**Passage provided**
====================

The first is that the self-proclaimed "realist" school of international relations is blind and self-defeating. Hard-headed diplomats in western capitals made a conscious decision to feed East Timor to the Indonesian beast. They did not want a small, easily sacrificed nation to upset an important ally in the Cold War. They feared Fretilin would take Timor into the communist camp, although Fretilin was actually a social democratic movement. They decided that independent Timor, in short, would be better dead than red. But throwing Timor to the dragon did not "work".

Timor resisted and for the next 30 years there was a rising tide of international woe that infuriated the Indonesians and disgraced the West. That is the flaw in the policy of realpolitik. By placing "national interests" ahead of any moral consideration, it underestimates the permanent influence of morality in human affairs. Timor refused to allow itself to be a pawn in the bloodless chess game of international diplomacy. Protesters and journalists refused to let Timor die.

Timorese courage and international outrage finally led to Timorese independence. Publicity was also crucial - and that is the second lesson from Timor. If the leaders of the West had had their way, Timor would have been quietly strangled and buried in a distant corner of the Indonesian empire. Henry Kissinger told President Soharto to do his invading fast.

"It is important that whatever you do succeeds quickly," Kissinger told the tyrant. But it is difficult, in the era of instant global communication, to keep murder quiet.

And that is the third lesson of East Timor: diplomacy should never be left to diplomats and politicians. Both groups are, by nature and training, inclined to appeasement, deal-making, secrecy and cynicism. Left to themselves, they will try to "fix things": and the usual result will be to sacrifice the weak to the strong, the defenceless to the aggressor, justice to "peace and quiet." That is why they need always to be watched and held to account. Diplomats in particular have created an aura of expertise in order to protect their power. Foreign affairs, they would have us believe, is a high intellectual mystery open only to the specially-trained. In fact, this is nonsense.

Thirty-one years after the first massacre, who has been proved right about East Timor? Not the highly-educated and well-informed officials who thought Timor could be quietly suppressed. Not the politicians who thought appeasement of Indonesia was the only realistic option. Not the thugs in Jakarta who thought Timor was a small morsel to swallow. The ones who were proved right were people like Jose Ramos Horta, who kept the flame alive during decades of darkness. They were the journalists who kept telling the truth about genocide and the mothers of murdered sons who refused to be fobbed off with official lies.

This is the triumphant message of East Timor: that courage and truth-telling will defeat the professional deal-makers and appeasers. There is an analogy here between the "realists" of diplomacy and the hard-right proponents of free-market economics. Devotees of realpolitik think nations do nothing but follow their own interests. The marketers believe that individuals merely pursue their own economic advantage. Both are catastrophically wrong.

====================

**Information shown**
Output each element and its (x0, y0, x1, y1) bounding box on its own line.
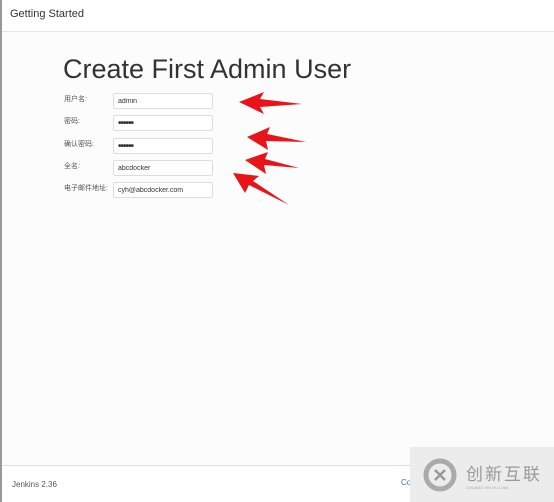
arrow-icon (245, 152, 299, 174)
watermark: 创新互联 CHUANG XIN HU LIAN (410, 447, 554, 502)
arrow-icon (233, 173, 289, 205)
watermark-sub: CHUANG XIN HU LIAN (466, 484, 509, 490)
arrow-icon (247, 127, 306, 150)
watermark-name: 创新互联 (466, 464, 542, 484)
watermark-logo-icon (423, 458, 457, 491)
annotation-arrows (233, 92, 306, 205)
arrow-icon (239, 92, 302, 114)
version-label: Jenkins 2.36 (12, 480, 57, 489)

====================

**Written instruction**
Write out the East Timor passage from "Timorese courage and" up to and including "keep murder quiet.".

**Response to this task**
Timorese courage and international outrage finally led to Timorese independence. Publicity was also crucial - and that is the second lesson from Timor. If the leaders of the West had had their way, Timor would have been quietly strangled and buried in a distant corner of the Indonesian empire. Henry Kissinger told President Soharto to do his invading fast.

"It is important that whatever you do succeeds quickly," Kissinger told the tyrant. But it is difficult, in the era of instant global communication, to keep murder quiet.